Supplied material:

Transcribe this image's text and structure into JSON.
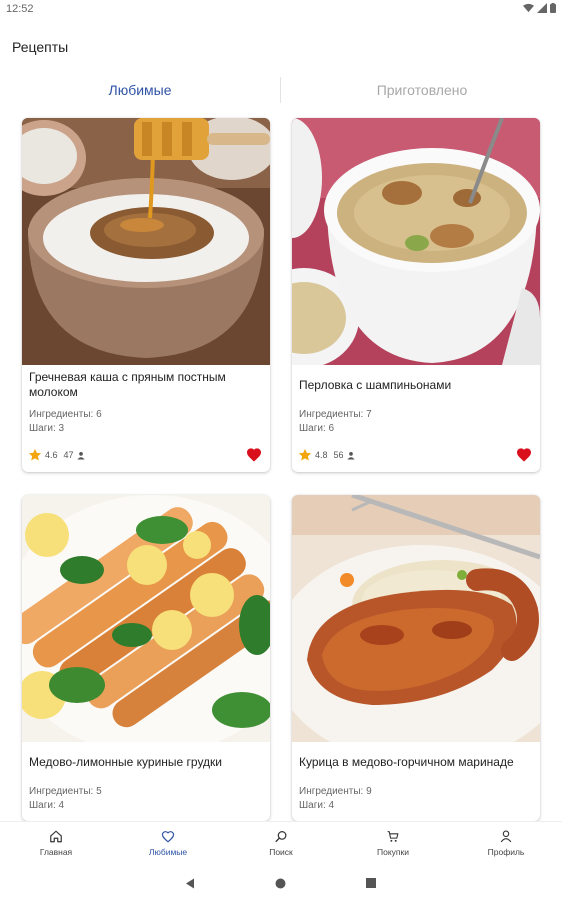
{
  "status_bar": {
    "time": "12:52"
  },
  "app_title": "Рецепты",
  "tabs": [
    {
      "label": "Любимые",
      "active": true
    },
    {
      "label": "Приготовлено",
      "active": false
    }
  ],
  "recipes": [
    {
      "title": "Гречневая каша с пряным постным молоком",
      "ingredients": "Ингредиенты: 6",
      "steps": "Шаги: 3",
      "rating": "4.6",
      "reviews": "47",
      "favorite": true
    },
    {
      "title": "Перловка с шампиньонами",
      "ingredients": "Ингредиенты: 7",
      "steps": "Шаги: 6",
      "rating": "4.8",
      "reviews": "56",
      "favorite": true
    },
    {
      "title": "Медово-лимонные куриные грудки",
      "ingredients": "Ингредиенты: 5",
      "steps": "Шаги: 4"
    },
    {
      "title": "Курица в медово-горчичном маринаде",
      "ingredients": "Ингредиенты: 9",
      "steps": "Шаги: 4"
    }
  ],
  "bottom_nav": [
    {
      "label": "Главная",
      "icon": "home-icon"
    },
    {
      "label": "Любимые",
      "icon": "heart-icon",
      "active": true
    },
    {
      "label": "Поиск",
      "icon": "search-icon"
    },
    {
      "label": "Покупки",
      "icon": "cart-icon"
    },
    {
      "label": "Профиль",
      "icon": "profile-icon"
    }
  ],
  "colors": {
    "accent": "#2f54a6",
    "heart": "#d90f1c",
    "star": "#f2a60c"
  }
}
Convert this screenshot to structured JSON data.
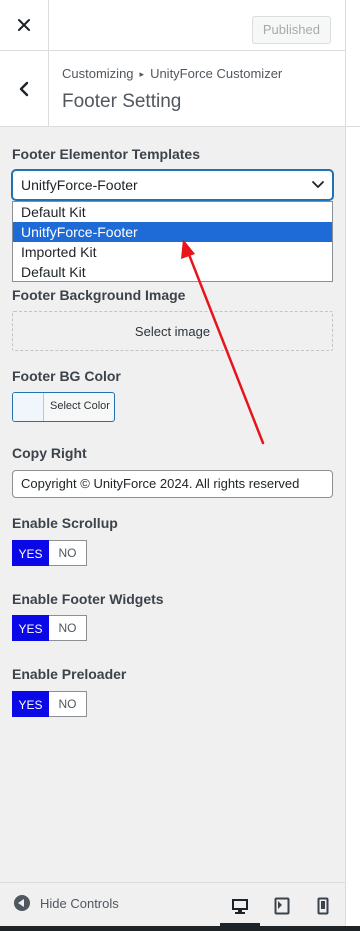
{
  "topbar": {
    "close_label": "Close",
    "publish_label": "Published"
  },
  "header": {
    "breadcrumb_root": "Customizing",
    "breadcrumb_section": "UnityForce Customizer",
    "title": "Footer Setting"
  },
  "controls": {
    "templates_label": "Footer Elementor Templates",
    "templates_selected": "UnitfyForce-Footer",
    "templates_options": [
      "Default Kit",
      "UnitfyForce-Footer",
      "Imported Kit",
      "Default Kit"
    ],
    "bg_image_label": "Footer Background Image",
    "select_image": "Select image",
    "bg_color_label": "Footer BG Color",
    "select_color": "Select Color",
    "copyright_label": "Copy Right",
    "copyright_value": "Copyright © UnityForce 2024. All rights reserved",
    "scrollup_label": "Enable Scrollup",
    "widgets_label": "Enable Footer Widgets",
    "preloader_label": "Enable Preloader",
    "yes": "YES",
    "no": "NO"
  },
  "footer": {
    "hide_controls": "Hide Controls",
    "devices": [
      "desktop-icon",
      "tablet-icon",
      "mobile-icon"
    ],
    "active_device": "desktop"
  },
  "colors": {
    "toggle_active": "#0a08e6",
    "selected_option": "#1e6ad6",
    "annotation_arrow": "#e8141b"
  }
}
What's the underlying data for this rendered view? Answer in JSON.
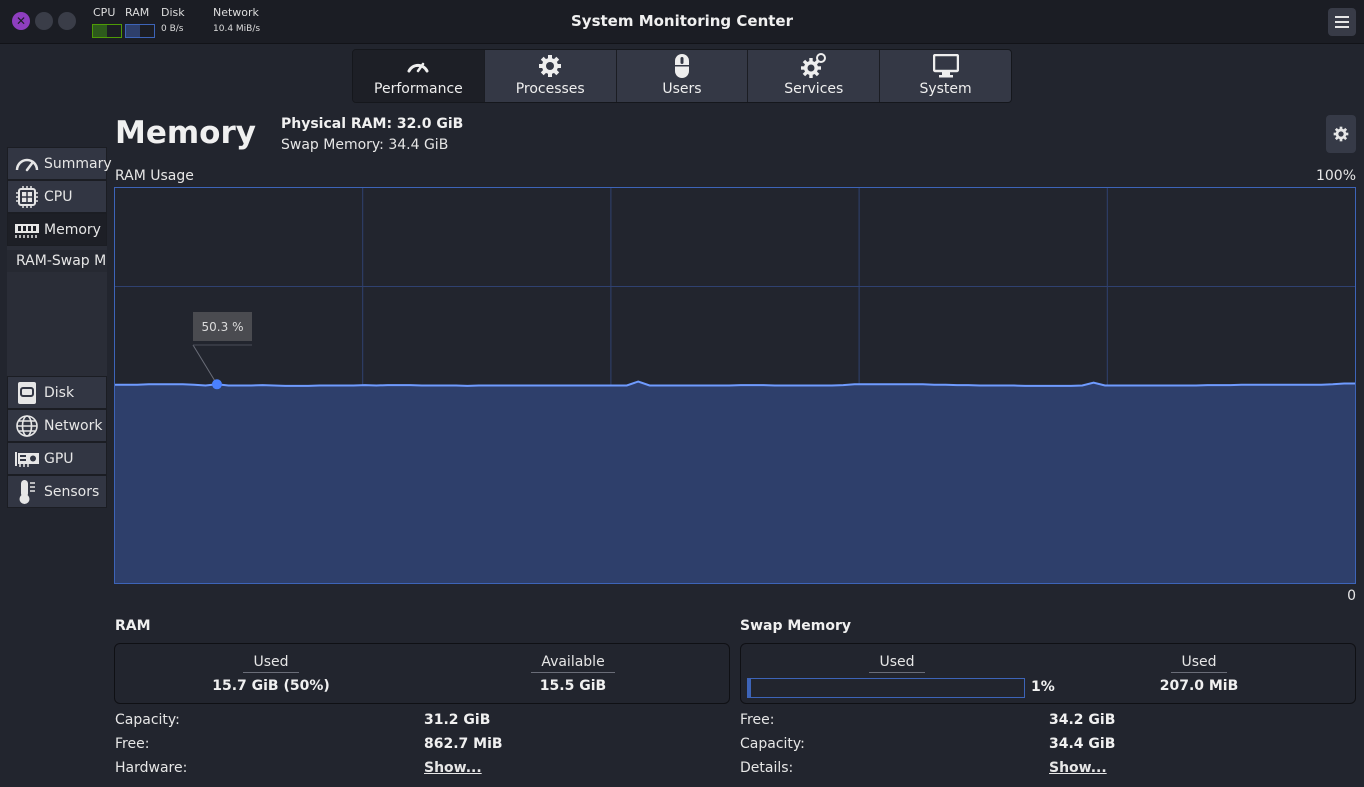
{
  "titlebar": {
    "title": "System Monitoring Center",
    "close_glyph": "✕",
    "mini": {
      "cpu_label": "CPU",
      "ram_label": "RAM",
      "disk_label": "Disk",
      "disk_value": "0 B/s",
      "network_label": "Network",
      "network_value": "10.4 MiB/s",
      "cpu_fraction": 0.5,
      "ram_fraction": 0.5,
      "cpu_color": "#4e9a06",
      "ram_color": "#3d64b8"
    }
  },
  "tabs": [
    {
      "label": "Performance",
      "icon": "speedometer-icon",
      "active": true
    },
    {
      "label": "Processes",
      "icon": "gear-icon",
      "active": false
    },
    {
      "label": "Users",
      "icon": "mouse-icon",
      "active": false
    },
    {
      "label": "Services",
      "icon": "gears-icon",
      "active": false
    },
    {
      "label": "System",
      "icon": "monitor-icon",
      "active": false
    }
  ],
  "sidebar": {
    "items": [
      {
        "label": "Summary",
        "icon": "speedometer-icon"
      },
      {
        "label": "CPU",
        "icon": "cpu-chip-icon"
      },
      {
        "label": "Memory",
        "icon": "ram-module-icon"
      },
      {
        "label": "Disk",
        "icon": "disk-icon"
      },
      {
        "label": "Network",
        "icon": "globe-icon"
      },
      {
        "label": "GPU",
        "icon": "gpu-card-icon"
      },
      {
        "label": "Sensors",
        "icon": "thermometer-icon"
      }
    ],
    "subitem": "RAM-Swap Me"
  },
  "header": {
    "title": "Memory",
    "physical_ram": "Physical RAM: 32.0 GiB",
    "swap_memory": "Swap Memory: 34.4 GiB"
  },
  "chart_data": {
    "type": "area",
    "title": "RAM Usage",
    "ylabel_max": "100%",
    "ylabel_min": "0",
    "ylim": [
      0,
      100
    ],
    "grid": true,
    "line_color": "#6f9bff",
    "fill_color": "#2e3f6b",
    "tooltip": {
      "label": "50.3 %",
      "index": 9
    },
    "values": [
      50.2,
      50.2,
      50.2,
      50.3,
      50.3,
      50.3,
      50.3,
      50.2,
      50.0,
      50.3,
      50.0,
      50.0,
      50.0,
      50.1,
      50.0,
      49.9,
      49.9,
      49.9,
      50.0,
      50.0,
      50.0,
      50.0,
      50.1,
      50.0,
      50.1,
      50.1,
      50.1,
      50.0,
      50.0,
      50.0,
      50.0,
      49.9,
      50.0,
      50.0,
      50.0,
      50.0,
      50.0,
      50.0,
      50.0,
      50.0,
      50.0,
      50.0,
      50.0,
      50.0,
      50.0,
      50.0,
      51.0,
      50.0,
      50.0,
      50.0,
      50.0,
      50.0,
      50.0,
      50.0,
      50.0,
      50.1,
      50.1,
      50.1,
      50.0,
      50.0,
      50.0,
      50.0,
      50.0,
      50.0,
      50.1,
      50.3,
      50.3,
      50.3,
      50.3,
      50.3,
      50.3,
      50.3,
      50.2,
      50.2,
      50.1,
      50.1,
      50.0,
      50.0,
      50.0,
      50.0,
      49.9,
      49.9,
      49.9,
      49.9,
      49.9,
      50.0,
      50.7,
      50.0,
      50.0,
      50.0,
      50.0,
      50.0,
      50.0,
      50.0,
      50.0,
      50.0,
      50.1,
      50.1,
      50.1,
      50.2,
      50.2,
      50.2,
      50.2,
      50.2,
      50.2,
      50.2,
      50.2,
      50.3,
      50.5,
      50.5
    ]
  },
  "ram": {
    "title": "RAM",
    "used_header": "Used",
    "used_value": "15.7 GiB (50%)",
    "available_header": "Available",
    "available_value": "15.5 GiB",
    "rows": [
      {
        "label": "Capacity:",
        "value": "31.2 GiB"
      },
      {
        "label": "Free:",
        "value": "862.7 MiB"
      },
      {
        "label": "Hardware:",
        "value": "Show..."
      }
    ]
  },
  "swap": {
    "title": "Swap Memory",
    "used_header": "Used",
    "used_percent": 1,
    "used_percent_label": "1%",
    "used_header2": "Used",
    "used_value": "207.0 MiB",
    "rows": [
      {
        "label": "Free:",
        "value": "34.2 GiB"
      },
      {
        "label": "Capacity:",
        "value": "34.4 GiB"
      },
      {
        "label": "Details:",
        "value": "Show..."
      }
    ]
  }
}
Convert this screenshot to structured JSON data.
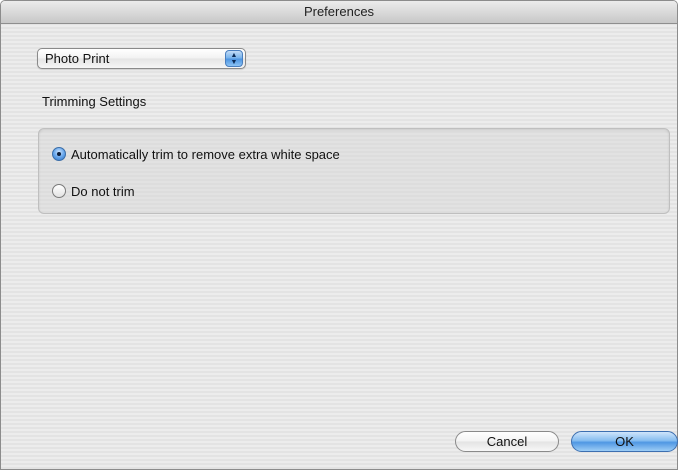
{
  "window": {
    "title": "Preferences"
  },
  "popup": {
    "selected": "Photo Print",
    "arrows": "▲▼"
  },
  "trimming": {
    "section_label": "Trimming Settings",
    "options": [
      {
        "label": "Automatically trim to remove extra white space",
        "selected": true
      },
      {
        "label": "Do not trim",
        "selected": false
      }
    ]
  },
  "buttons": {
    "cancel": "Cancel",
    "ok": "OK"
  }
}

What to work on:
Read the entries above, then pull out the lines that include "Шаги".

Worked solution:
      "steps": "Шаги: 3",
      "steps": "Шаги: 6",
      "steps": "Шаги: 4"
      "steps": "Шаги: 4"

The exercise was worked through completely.